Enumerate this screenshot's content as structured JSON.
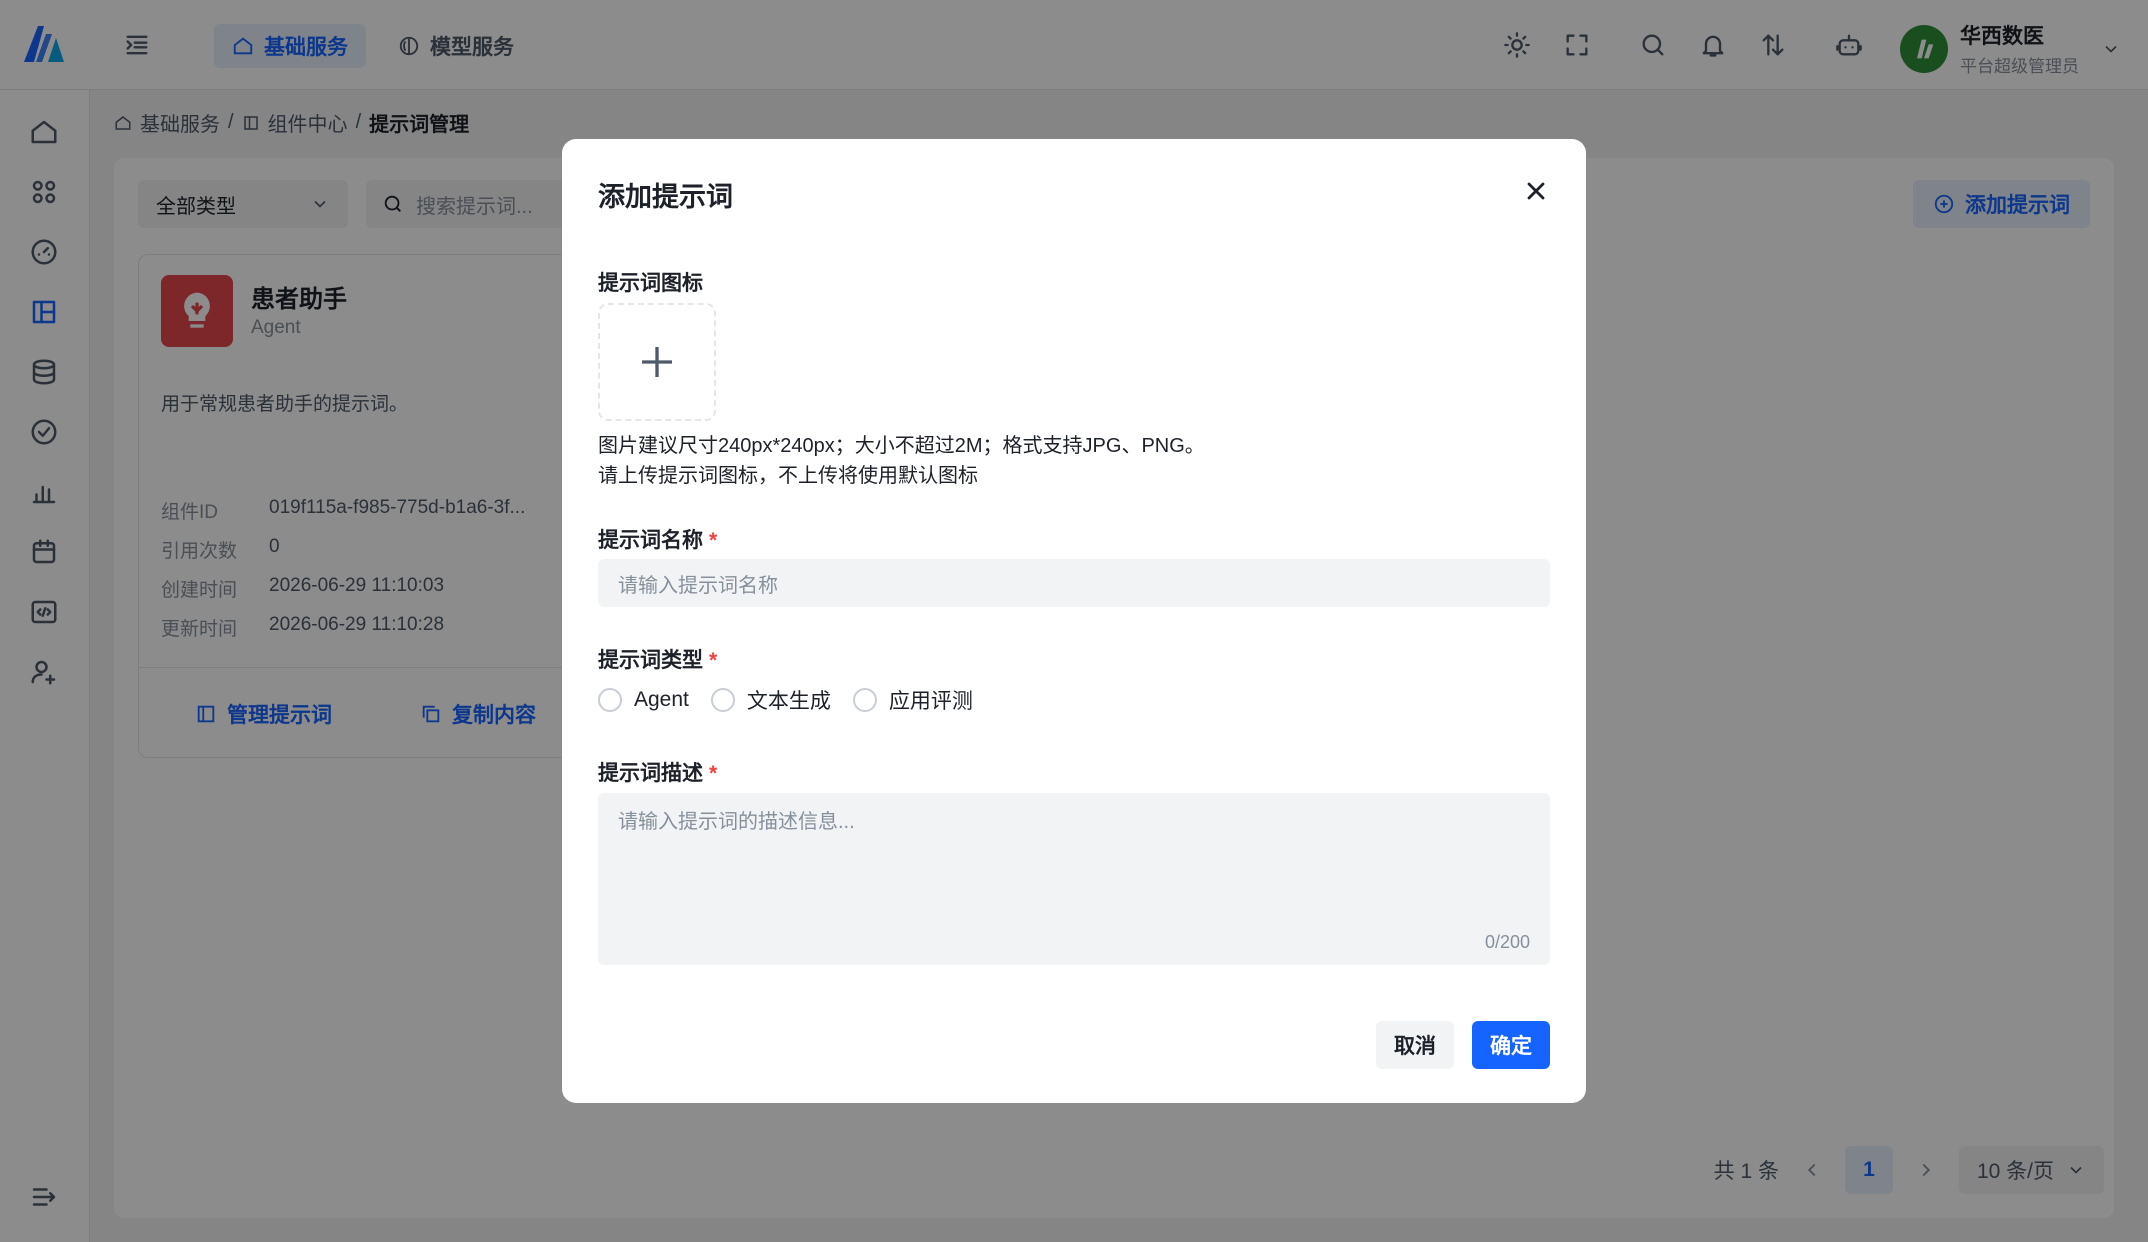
{
  "header": {
    "tabs": [
      {
        "label": "基础服务",
        "active": true
      },
      {
        "label": "模型服务",
        "active": false
      }
    ],
    "user": {
      "name": "华西数医",
      "role": "平台超级管理员"
    }
  },
  "breadcrumb": {
    "items": [
      "基础服务",
      "组件中心",
      "提示词管理"
    ],
    "separator": "/"
  },
  "toolbar": {
    "type_select": "全部类型",
    "search_placeholder": "搜索提示词...",
    "add_label": "添加提示词"
  },
  "card": {
    "title": "患者助手",
    "type": "Agent",
    "description": "用于常规患者助手的提示词。",
    "meta": [
      {
        "label": "组件ID",
        "value": "019f115a-f985-775d-b1a6-3f..."
      },
      {
        "label": "引用次数",
        "value": "0"
      },
      {
        "label": "创建时间",
        "value": "2026-06-29 11:10:03"
      },
      {
        "label": "更新时间",
        "value": "2026-06-29 11:10:28"
      }
    ],
    "actions": {
      "manage": "管理提示词",
      "copy": "复制内容"
    }
  },
  "pagination": {
    "total": "共 1 条",
    "page": "1",
    "page_size": "10 条/页"
  },
  "modal": {
    "title": "添加提示词",
    "icon_label": "提示词图标",
    "icon_hint_1": "图片建议尺寸240px*240px；大小不超过2M；格式支持JPG、PNG。",
    "icon_hint_2": "请上传提示词图标，不上传将使用默认图标",
    "name_label": "提示词名称",
    "name_placeholder": "请输入提示词名称",
    "type_label": "提示词类型",
    "type_options": [
      "Agent",
      "文本生成",
      "应用评测"
    ],
    "desc_label": "提示词描述",
    "desc_placeholder": "请输入提示词的描述信息...",
    "desc_counter": "0/200",
    "required_mark": "*",
    "cancel": "取消",
    "confirm": "确定"
  },
  "colors": {
    "primary": "#1664ff",
    "required": "#f53f3f",
    "card_icon_bg": "#e5484d"
  }
}
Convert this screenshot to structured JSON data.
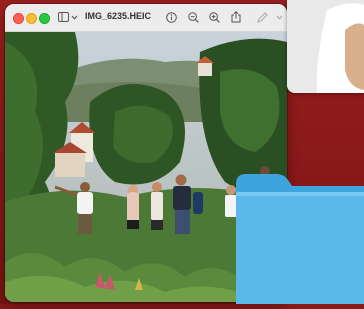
{
  "window": {
    "title": "IMG_6235.HEIC",
    "toolbar": {
      "sidebar_icon": "sidebar-icon",
      "chevron_icon": "chevron-down-icon",
      "info_icon": "info-icon",
      "zoom_out_icon": "zoom-out-icon",
      "zoom_in_icon": "zoom-in-icon",
      "share_icon": "share-icon",
      "markup_icon": "markup-pen-icon",
      "markup_chevron_icon": "chevron-down-icon"
    }
  },
  "colors": {
    "desktop": "#8b1a1a",
    "folder": "#5ab8ea",
    "titlebar": "#ececec"
  }
}
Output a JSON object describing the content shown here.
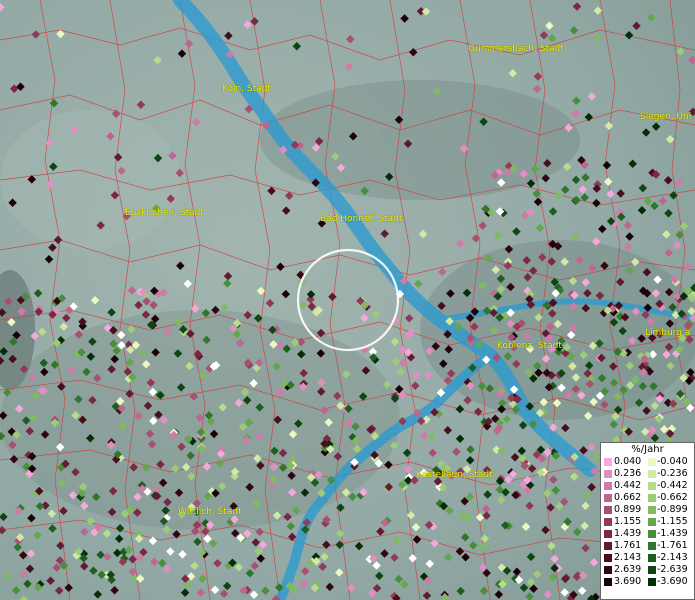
{
  "map": {
    "cities": [
      {
        "name": "Gummersbach, Stadt"
      },
      {
        "name": "Köln, Stadt"
      },
      {
        "name": "Siegen, Uni"
      },
      {
        "name": "Euskirchen, Stadt"
      },
      {
        "name": "Bad Honnef, Stadt"
      },
      {
        "name": "Koblenz, Stadt"
      },
      {
        "name": "Limburg a"
      },
      {
        "name": "Kastellaun, Stadt"
      },
      {
        "name": "Wittlich, Stadt"
      }
    ],
    "colors": {
      "river": "#2d9bd0",
      "boundary": "#d43a3a",
      "label": "#f2f200",
      "selection_ring": "#ffffff"
    }
  },
  "legend": {
    "title": "%/Jahr",
    "positive": [
      {
        "label": "0.040",
        "color": "#f4a8dc"
      },
      {
        "label": "0.236",
        "color": "#e18ec2"
      },
      {
        "label": "0.442",
        "color": "#cf7aa8"
      },
      {
        "label": "0.662",
        "color": "#bd6790"
      },
      {
        "label": "0.899",
        "color": "#a85074"
      },
      {
        "label": "1.155",
        "color": "#923a5a"
      },
      {
        "label": "1.439",
        "color": "#7b2844"
      },
      {
        "label": "1.761",
        "color": "#621a30"
      },
      {
        "label": "2.143",
        "color": "#480e1e"
      },
      {
        "label": "2.639",
        "color": "#300610"
      },
      {
        "label": "3.690",
        "color": "#1c0107"
      }
    ],
    "negative": [
      {
        "label": "-0.040",
        "color": "#eef7c2"
      },
      {
        "label": "-0.236",
        "color": "#d2eaa6"
      },
      {
        "label": "-0.442",
        "color": "#b7dc8d"
      },
      {
        "label": "-0.662",
        "color": "#9ccc78"
      },
      {
        "label": "-0.899",
        "color": "#81ba63"
      },
      {
        "label": "-1.155",
        "color": "#64a64e"
      },
      {
        "label": "-1.439",
        "color": "#488f3c"
      },
      {
        "label": "-1.761",
        "color": "#30772c"
      },
      {
        "label": "-2.143",
        "color": "#1d5e1e"
      },
      {
        "label": "-2.639",
        "color": "#0f4512"
      },
      {
        "label": "-3.690",
        "color": "#052e08"
      }
    ]
  }
}
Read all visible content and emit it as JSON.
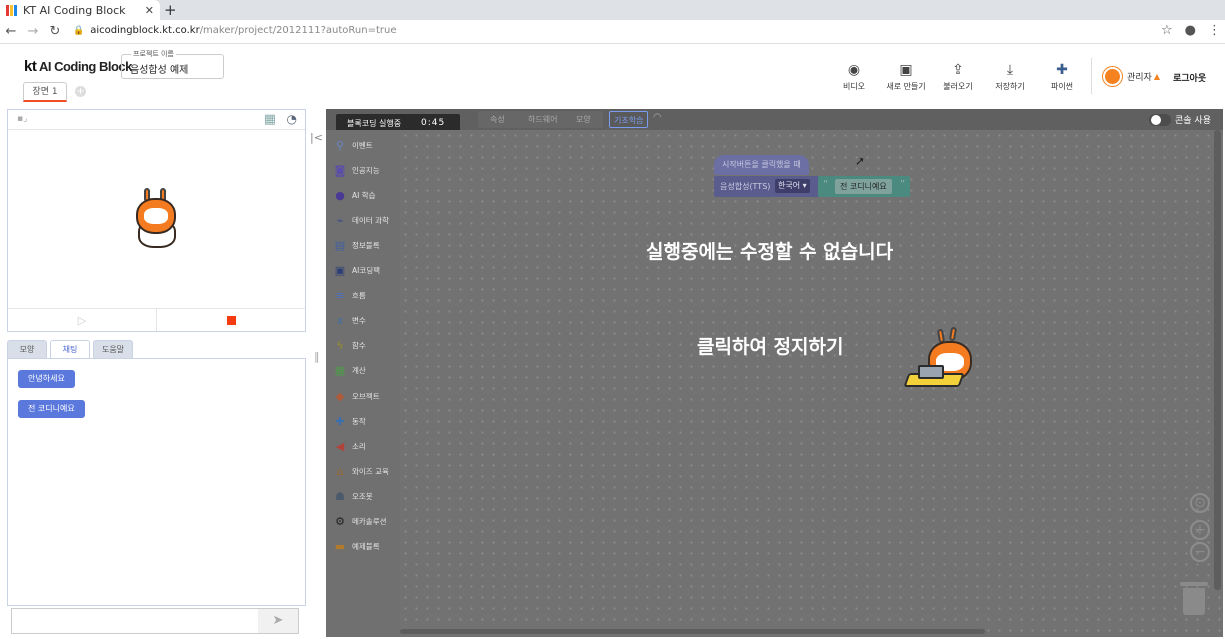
{
  "browser": {
    "tab_title": "KT AI Coding Block",
    "url_host": "aicodingblock.kt.co.kr",
    "url_path": "/maker/project/2012111?autoRun=true"
  },
  "header": {
    "logo_kt": "kt",
    "logo_text": "AI Coding Block",
    "project_label": "프로젝트 이름",
    "project_name": "음성합성 예제",
    "scene_tab": "장면 1",
    "tools": [
      {
        "label": "비디오",
        "icon": "webcam-icon"
      },
      {
        "label": "새로 만들기",
        "icon": "new-file-icon"
      },
      {
        "label": "불러오기",
        "icon": "upload-icon"
      },
      {
        "label": "저장하기",
        "icon": "download-icon"
      },
      {
        "label": "파이썬",
        "icon": "python-icon"
      }
    ],
    "user_name": "관리자",
    "logout": "로그아웃"
  },
  "left": {
    "tabs": [
      "모양",
      "채팅",
      "도움말"
    ],
    "active_tab": "채팅",
    "chat_messages": [
      "안녕하세요",
      "전 코디니예요"
    ]
  },
  "editor": {
    "tabs": [
      "속성",
      "하드웨어",
      "모양"
    ],
    "basic_tab": "기초학습",
    "run_label": "블록코딩 실행중",
    "timer": "0:45",
    "toggle_label": "콘솔 사용",
    "palette": [
      {
        "label": "이벤트",
        "icon": "event-icon",
        "color": "#6a85c8"
      },
      {
        "label": "인공지능",
        "icon": "ai-robot-icon",
        "color": "#5b4ea8"
      },
      {
        "label": "AI 학습",
        "icon": "ai-learning-icon",
        "color": "#4a3a96"
      },
      {
        "label": "데이터 과학",
        "icon": "chart-icon",
        "color": "#3c4d8f"
      },
      {
        "label": "정보블록",
        "icon": "info-block-icon",
        "color": "#3f5fa0"
      },
      {
        "label": "AI코딩팩",
        "icon": "coding-pack-icon",
        "color": "#2c3e75"
      },
      {
        "label": "흐름",
        "icon": "flow-icon",
        "color": "#4a6fc1"
      },
      {
        "label": "변수",
        "icon": "variable-icon",
        "color": "#3b6fb0"
      },
      {
        "label": "함수",
        "icon": "function-icon",
        "color": "#9b8e2a"
      },
      {
        "label": "계산",
        "icon": "calculate-icon",
        "color": "#4e9a4a"
      },
      {
        "label": "오브젝트",
        "icon": "object-icon",
        "color": "#b05a3a"
      },
      {
        "label": "동작",
        "icon": "move-icon",
        "color": "#3b6fb0"
      },
      {
        "label": "소리",
        "icon": "sound-icon",
        "color": "#b0443a"
      },
      {
        "label": "와이즈 교육",
        "icon": "wise-icon",
        "color": "#9b6a2a"
      },
      {
        "label": "오조봇",
        "icon": "ozobot-icon",
        "color": "#4a5a6a"
      },
      {
        "label": "메카솔루션",
        "icon": "gear-icon",
        "color": "#222222"
      },
      {
        "label": "예제블록",
        "icon": "example-icon",
        "color": "#b07a2a"
      }
    ],
    "block_event": "시작버튼을 클릭했을 때",
    "block_tts": "음성합성(TTS)",
    "block_lang": "한국어",
    "block_text": "전 코디니예요",
    "overlay_msg": "실행중에는 수정할 수 없습니다",
    "overlay_action": "클릭하여 정지하기"
  }
}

= = = = = = =

Scan the data for the word "JSON" and copy every line where it shows up.

Correct response –
Enumerate this screenshot's content as structured JSON.
Convert this screenshot to structured JSON data.
Output a JSON object describing the content shown here.
Read all visible content and emit it as JSON.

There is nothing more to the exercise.